Write out each line word for word. Drop pictures.
* BEGIN DATA SHOWN *
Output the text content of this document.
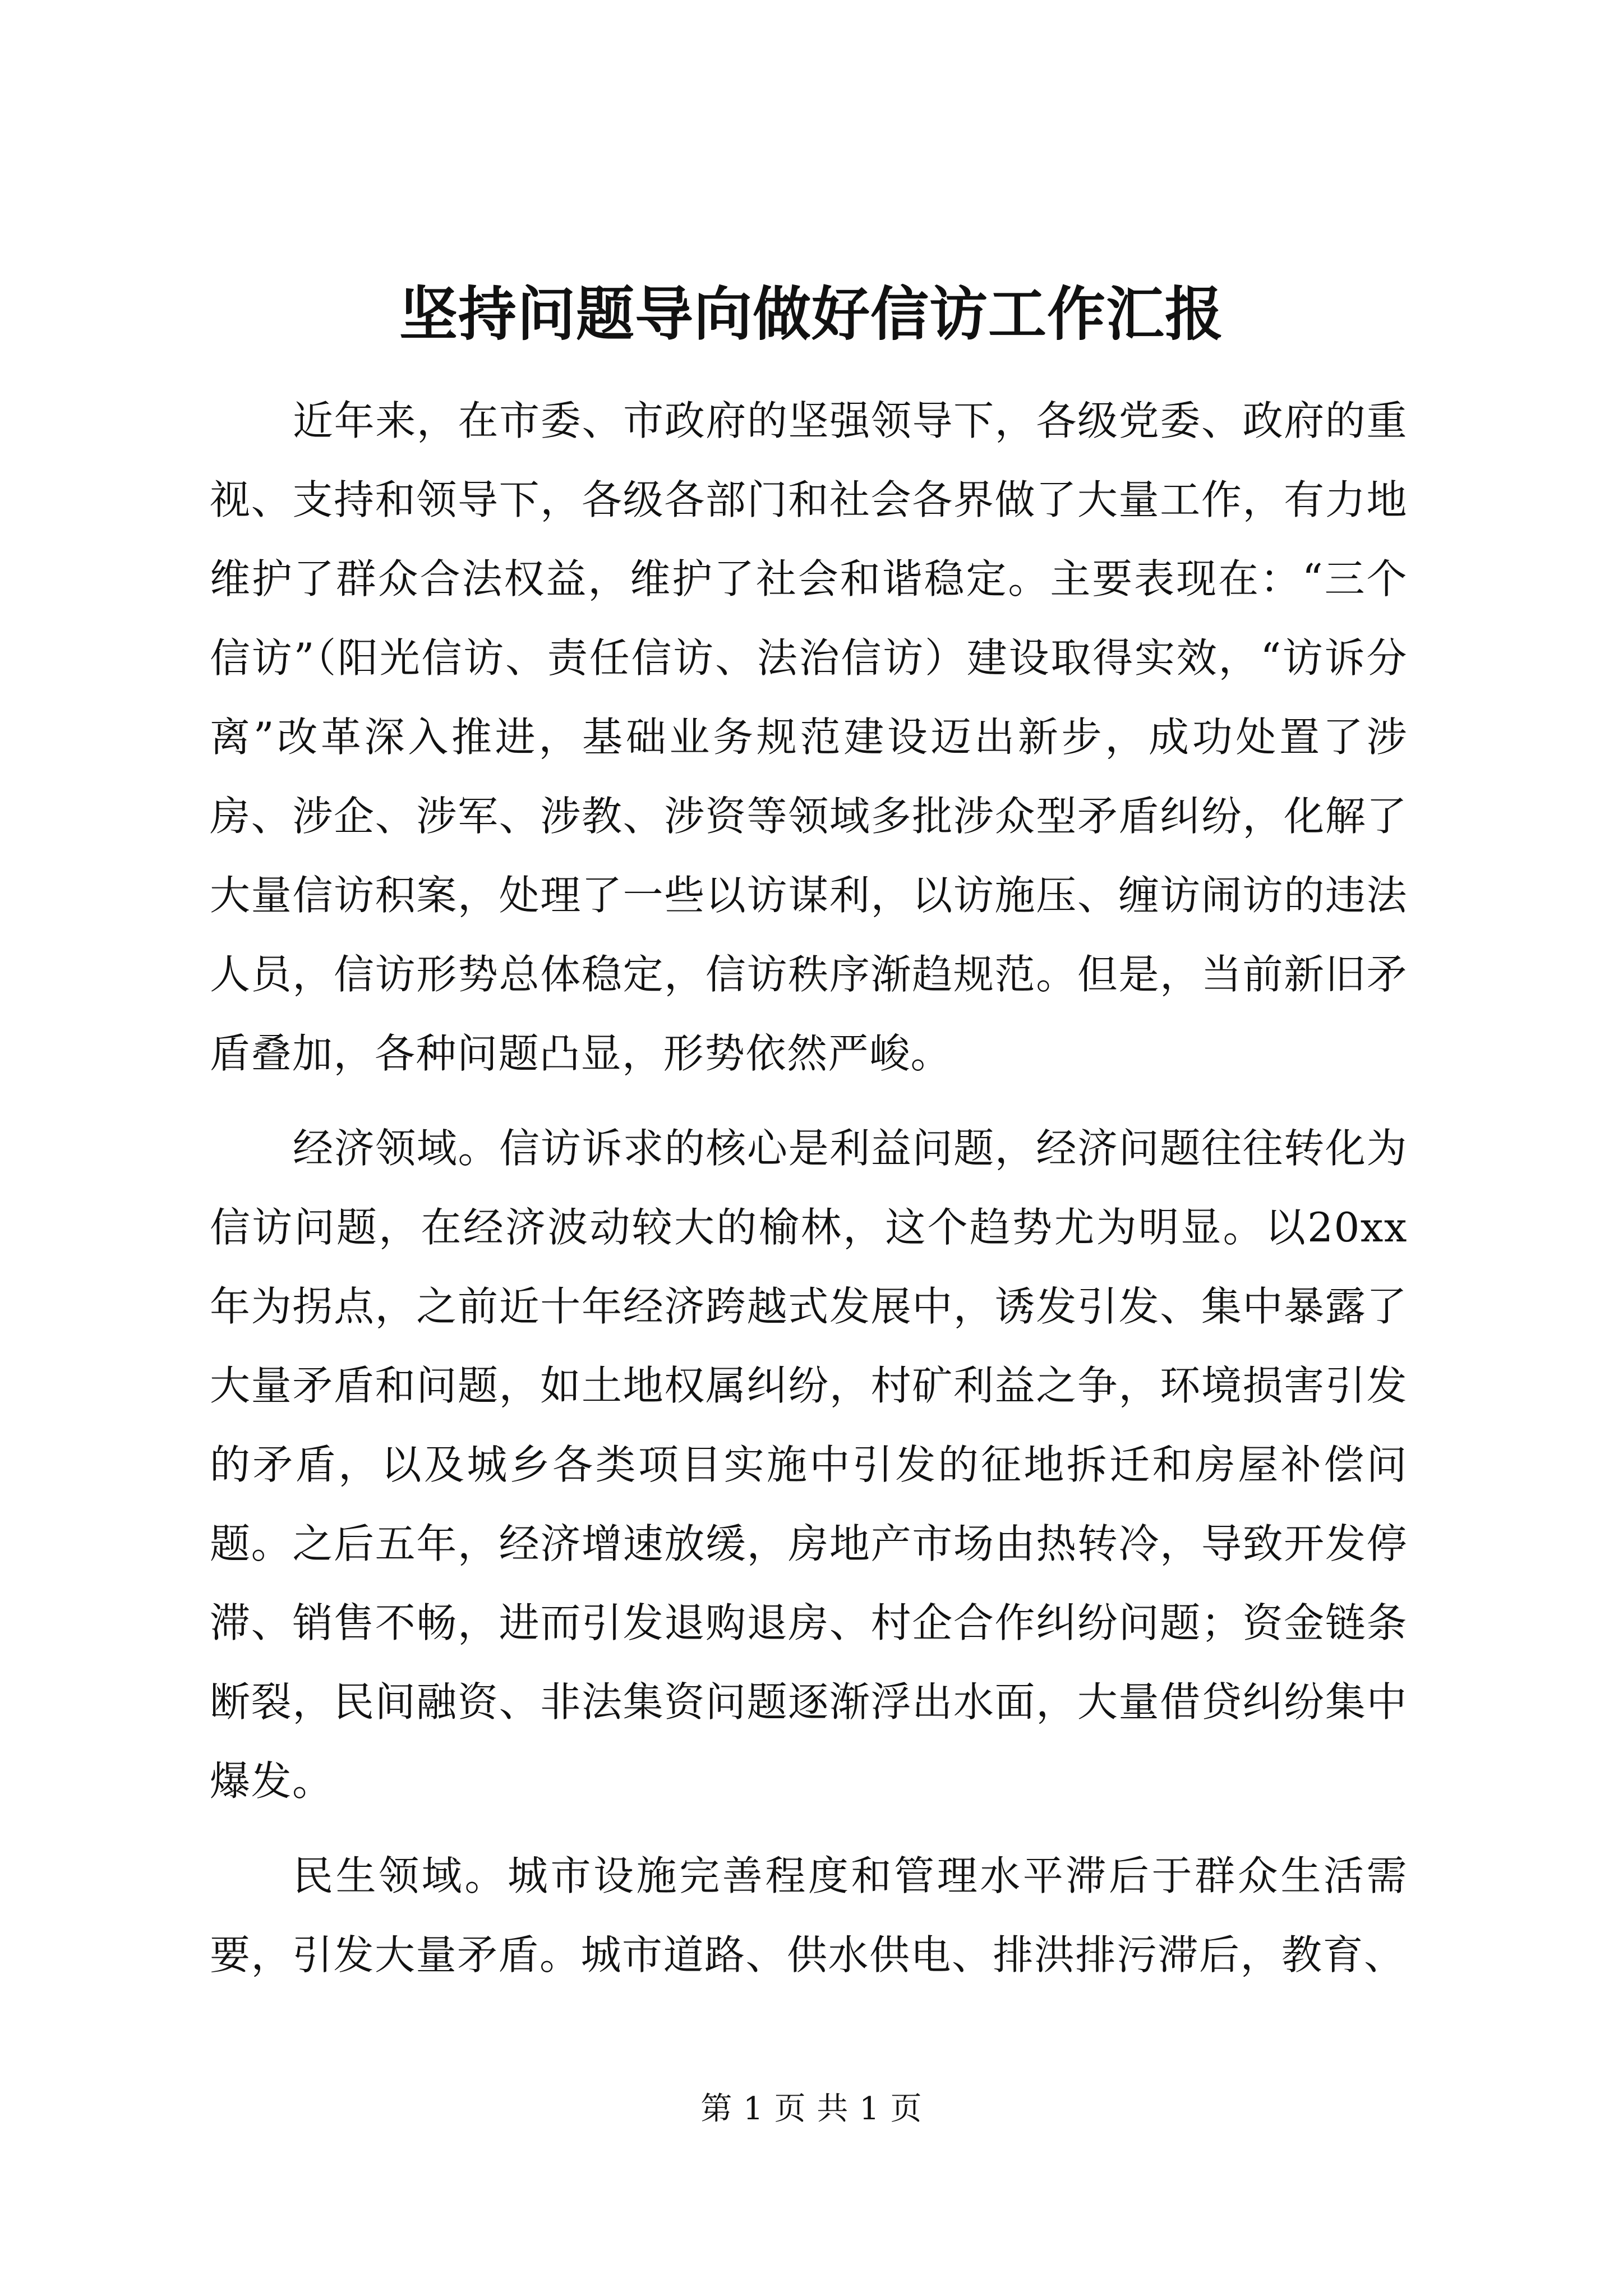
坚持问题导向做好信访工作汇报

近年来，在市委、市政府的坚强领导下，各级党委、政府的重视、支持和领导下，各级各部门和社会各界做了大量工作，有力地维护了群众合法权益，维护了社会和谐稳定。主要表现在：“三个信访”（阳光信访、责任信访、法治信访）建设取得实效，“访诉分离”改革深入推进，基础业务规范建设迈出新步，成功处置了涉房、涉企、涉军、涉教、涉资等领域多批涉众型矛盾纠纷，化解了大量信访积案，处理了一些以访谋利，以访施压、缠访闹访的违法人员，信访形势总体稳定，信访秩序渐趋规范。但是，当前新旧矛盾叠加，各种问题凸显，形势依然严峻。

经济领域。信访诉求的核心是利益问题，经济问题往往转化为信访问题，在经济波动较大的榆林，这个趋势尤为明显。以20xx年为拐点，之前近十年经济跨越式发展中，诱发引发、集中暴露了大量矛盾和问题，如土地权属纠纷，村矿利益之争，环境损害引发的矛盾，以及城乡各类项目实施中引发的征地拆迁和房屋补偿问题。之后五年，经济增速放缓，房地产市场由热转冷，导致开发停滞、销售不畅，进而引发退购退房、村企合作纠纷问题；资金链条断裂，民间融资、非法集资问题逐渐浮出水面，大量借贷纠纷集中爆发。

民生领域。城市设施完善程度和管理水平滞后于群众生活需要，引发大量矛盾。城市道路、供水供电、排洪排污滞后，教育、

第 1 页 共 1 页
* END DATA SHOWN *
**SOLUTION TO THIS PROBLEM:**
Output the text content of this document.
坚持问题导向做好信访工作汇报

近年来，在市委、市政府的坚强领导下，各级党委、政府的重视、支持和领导下，各级各部门和社会各界做了大量工作，有力地维护了群众合法权益，维护了社会和谐稳定。主要表现在：“三个信访”（阳光信访、责任信访、法治信访）建设取得实效，“访诉分离”改革深入推进，基础业务规范建设迈出新步，成功处置了涉房、涉企、涉军、涉教、涉资等领域多批涉众型矛盾纠纷，化解了大量信访积案，处理了一些以访谋利，以访施压、缠访闹访的违法人员，信访形势总体稳定，信访秩序渐趋规范。但是，当前新旧矛盾叠加，各种问题凸显，形势依然严峻。

经济领域。信访诉求的核心是利益问题，经济问题往往转化为信访问题，在经济波动较大的榆林，这个趋势尤为明显。以20xx年为拐点，之前近十年经济跨越式发展中，诱发引发、集中暴露了大量矛盾和问题，如土地权属纠纷，村矿利益之争，环境损害引发的矛盾，以及城乡各类项目实施中引发的征地拆迁和房屋补偿问题。之后五年，经济增速放缓，房地产市场由热转冷，导致开发停滞、销售不畅，进而引发退购退房、村企合作纠纷问题；资金链条断裂，民间融资、非法集资问题逐渐浮出水面，大量借贷纠纷集中爆发。

民生领域。城市设施完善程度和管理水平滞后于群众生活需要，引发大量矛盾。城市道路、供水供电、排洪排污滞后，教育、

第 1 页 共 1 页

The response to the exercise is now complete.